Problem to solve -
Which lines hold the word "труда"? Copy each of them from the material.

Record excerpts -
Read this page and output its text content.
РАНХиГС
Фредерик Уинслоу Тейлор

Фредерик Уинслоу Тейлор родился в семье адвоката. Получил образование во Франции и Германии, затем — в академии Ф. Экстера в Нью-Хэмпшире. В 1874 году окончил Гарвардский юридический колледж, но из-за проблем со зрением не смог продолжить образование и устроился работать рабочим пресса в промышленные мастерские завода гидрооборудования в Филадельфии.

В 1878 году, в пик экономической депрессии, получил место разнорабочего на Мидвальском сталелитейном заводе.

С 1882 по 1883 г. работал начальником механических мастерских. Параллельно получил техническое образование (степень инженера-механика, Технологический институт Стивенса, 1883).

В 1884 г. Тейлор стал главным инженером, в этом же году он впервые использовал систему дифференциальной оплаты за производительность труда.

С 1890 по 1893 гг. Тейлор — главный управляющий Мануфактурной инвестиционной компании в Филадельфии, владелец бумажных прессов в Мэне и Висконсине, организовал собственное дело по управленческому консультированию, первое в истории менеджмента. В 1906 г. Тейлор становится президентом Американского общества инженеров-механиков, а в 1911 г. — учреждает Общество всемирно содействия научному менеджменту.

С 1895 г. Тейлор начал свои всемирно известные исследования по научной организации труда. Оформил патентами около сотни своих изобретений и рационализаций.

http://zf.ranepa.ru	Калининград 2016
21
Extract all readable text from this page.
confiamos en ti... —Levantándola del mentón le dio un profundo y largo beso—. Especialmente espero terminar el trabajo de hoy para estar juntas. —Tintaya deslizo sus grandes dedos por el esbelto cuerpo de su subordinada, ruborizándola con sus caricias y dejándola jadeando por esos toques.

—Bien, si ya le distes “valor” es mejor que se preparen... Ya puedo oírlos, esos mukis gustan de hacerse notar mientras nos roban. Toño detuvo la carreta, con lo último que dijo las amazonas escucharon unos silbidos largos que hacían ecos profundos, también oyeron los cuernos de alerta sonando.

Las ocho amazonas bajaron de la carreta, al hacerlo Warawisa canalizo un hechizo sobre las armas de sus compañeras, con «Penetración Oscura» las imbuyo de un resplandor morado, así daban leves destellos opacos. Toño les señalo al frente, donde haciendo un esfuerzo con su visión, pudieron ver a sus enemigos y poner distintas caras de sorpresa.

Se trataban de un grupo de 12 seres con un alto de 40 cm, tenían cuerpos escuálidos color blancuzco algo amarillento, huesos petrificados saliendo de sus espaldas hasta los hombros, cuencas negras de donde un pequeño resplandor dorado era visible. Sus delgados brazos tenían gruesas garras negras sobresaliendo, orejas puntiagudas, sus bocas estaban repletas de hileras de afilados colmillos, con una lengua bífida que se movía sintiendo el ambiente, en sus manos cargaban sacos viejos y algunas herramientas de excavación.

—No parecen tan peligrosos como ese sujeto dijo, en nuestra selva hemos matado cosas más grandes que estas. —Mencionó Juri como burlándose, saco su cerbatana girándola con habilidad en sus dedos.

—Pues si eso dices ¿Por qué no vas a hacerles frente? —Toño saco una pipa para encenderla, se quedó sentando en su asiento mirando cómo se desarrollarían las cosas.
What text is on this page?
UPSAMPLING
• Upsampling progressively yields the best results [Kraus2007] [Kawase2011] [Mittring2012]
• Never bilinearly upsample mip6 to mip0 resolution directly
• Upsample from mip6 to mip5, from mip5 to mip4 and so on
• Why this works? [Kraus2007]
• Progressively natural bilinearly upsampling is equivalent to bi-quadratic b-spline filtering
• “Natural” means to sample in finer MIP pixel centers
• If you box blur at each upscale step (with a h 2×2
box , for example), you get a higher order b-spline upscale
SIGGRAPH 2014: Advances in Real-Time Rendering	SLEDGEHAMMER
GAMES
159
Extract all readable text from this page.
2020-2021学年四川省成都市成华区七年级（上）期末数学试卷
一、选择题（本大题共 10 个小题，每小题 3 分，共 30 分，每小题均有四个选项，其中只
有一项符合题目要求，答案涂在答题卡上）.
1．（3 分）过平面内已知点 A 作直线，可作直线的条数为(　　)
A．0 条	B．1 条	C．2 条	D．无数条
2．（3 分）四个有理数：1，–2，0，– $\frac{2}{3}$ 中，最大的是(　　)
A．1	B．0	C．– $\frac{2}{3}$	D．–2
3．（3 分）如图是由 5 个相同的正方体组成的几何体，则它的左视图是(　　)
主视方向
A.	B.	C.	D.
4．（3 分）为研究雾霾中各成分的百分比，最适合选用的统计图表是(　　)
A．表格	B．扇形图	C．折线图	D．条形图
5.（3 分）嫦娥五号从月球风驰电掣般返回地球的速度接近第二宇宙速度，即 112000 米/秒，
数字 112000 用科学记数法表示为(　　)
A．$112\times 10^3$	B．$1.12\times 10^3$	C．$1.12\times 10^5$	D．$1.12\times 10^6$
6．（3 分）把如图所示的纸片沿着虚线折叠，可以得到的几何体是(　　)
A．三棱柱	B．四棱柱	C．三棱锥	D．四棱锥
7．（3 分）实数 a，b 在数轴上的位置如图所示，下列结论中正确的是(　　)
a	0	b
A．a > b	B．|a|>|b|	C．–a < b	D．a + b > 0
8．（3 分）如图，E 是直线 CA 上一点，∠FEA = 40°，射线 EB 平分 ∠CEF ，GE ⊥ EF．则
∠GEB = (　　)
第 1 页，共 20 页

Result -
В 1884 г. Тейлор стал главным инженером, в этом же году он впервые использовал систему дифференциальной оплаты за производительность труда.
С 1895 г. Тейлор начал свои всемирно известные исследования по научной организации труда. Оформил патентами около сотни своих изобретений и рационализаций.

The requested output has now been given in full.